** ITEMS **
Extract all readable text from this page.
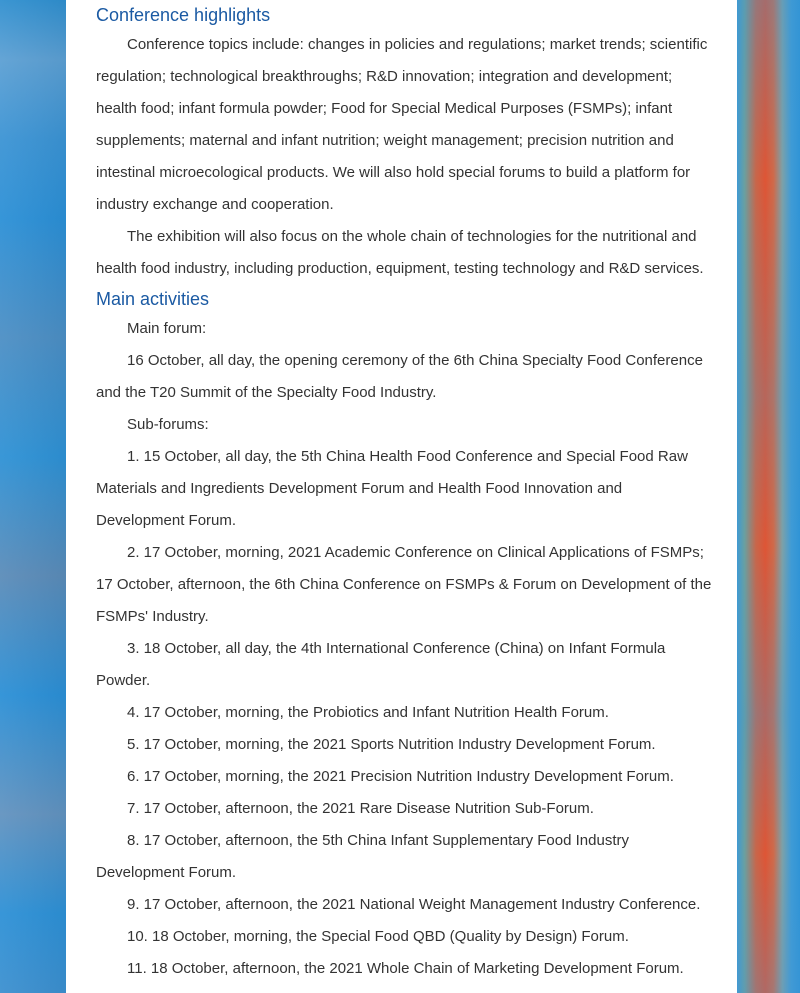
Conference highlights

Conference topics include: changes in policies and regulations; market trends; scientific regulation; technological breakthroughs; R&D innovation; integration and development; health food; infant formula powder; Food for Special Medical Purposes (FSMPs); infant supplements; maternal and infant nutrition; weight management; precision nutrition and intestinal microecological products. We will also hold special forums to build a platform for industry exchange and cooperation.

The exhibition will also focus on the whole chain of technologies for the nutritional and health food industry, including production, equipment, testing technology and R&D services.

Main activities

Main forum:

16 October, all day, the opening ceremony of the 6th China Specialty Food Conference and the T20 Summit of the Specialty Food Industry.

Sub-forums:

1. 15 October, all day, the 5th China Health Food Conference and Special Food Raw Materials and Ingredients Development Forum and Health Food Innovation and Development Forum.

2. 17 October, morning, 2021 Academic Conference on Clinical Applications of FSMPs; 17 October, afternoon, the 6th China Conference on FSMPs & Forum on Development of the FSMPs' Industry.

3. 18 October, all day, the 4th International Conference (China) on Infant Formula Powder.

4. 17 October, morning, the Probiotics and Infant Nutrition Health Forum.

5. 17 October, morning, the 2021 Sports Nutrition Industry Development Forum.

6. 17 October, morning, the 2021 Precision Nutrition Industry Development Forum.

7. 17 October, afternoon, the 2021 Rare Disease Nutrition Sub-Forum.

8. 17 October, afternoon, the 5th China Infant Supplementary Food Industry Development Forum.

9. 17 October, afternoon, the 2021 National Weight Management Industry Conference.

10. 18 October, morning, the Special Food QBD (Quality by Design) Forum.

11. 18 October, afternoon, the 2021 Whole Chain of Marketing Development Forum.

** WORK TO BE COMPLETED **
Your copy should repeat each entry above exactly but contain no pictures.

** RESPONSE TO THIS EXERCISE **
Extract all readable text from this page.
Conference highlights

Conference topics include: changes in policies and regulations; market trends; scientific regulation; technological breakthroughs; R&D innovation; integration and development; health food; infant formula powder; Food for Special Medical Purposes (FSMPs); infant supplements; maternal and infant nutrition; weight management; precision nutrition and intestinal microecological products. We will also hold special forums to build a platform for industry exchange and cooperation.

The exhibition will also focus on the whole chain of technologies for the nutritional and health food industry, including production, equipment, testing technology and R&D services.

Main activities

Main forum:

16 October, all day, the opening ceremony of the 6th China Specialty Food Conference and the T20 Summit of the Specialty Food Industry.

Sub-forums:

1. 15 October, all day, the 5th China Health Food Conference and Special Food Raw Materials and Ingredients Development Forum and Health Food Innovation and Development Forum.

2. 17 October, morning, 2021 Academic Conference on Clinical Applications of FSMPs; 17 October, afternoon, the 6th China Conference on FSMPs & Forum on Development of the FSMPs' Industry.

3. 18 October, all day, the 4th International Conference (China) on Infant Formula Powder.

4. 17 October, morning, the Probiotics and Infant Nutrition Health Forum.

5. 17 October, morning, the 2021 Sports Nutrition Industry Development Forum.

6. 17 October, morning, the 2021 Precision Nutrition Industry Development Forum.

7. 17 October, afternoon, the 2021 Rare Disease Nutrition Sub-Forum.

8. 17 October, afternoon, the 5th China Infant Supplementary Food Industry Development Forum.

9. 17 October, afternoon, the 2021 National Weight Management Industry Conference.

10. 18 October, morning, the Special Food QBD (Quality by Design) Forum.

11. 18 October, afternoon, the 2021 Whole Chain of Marketing Development Forum.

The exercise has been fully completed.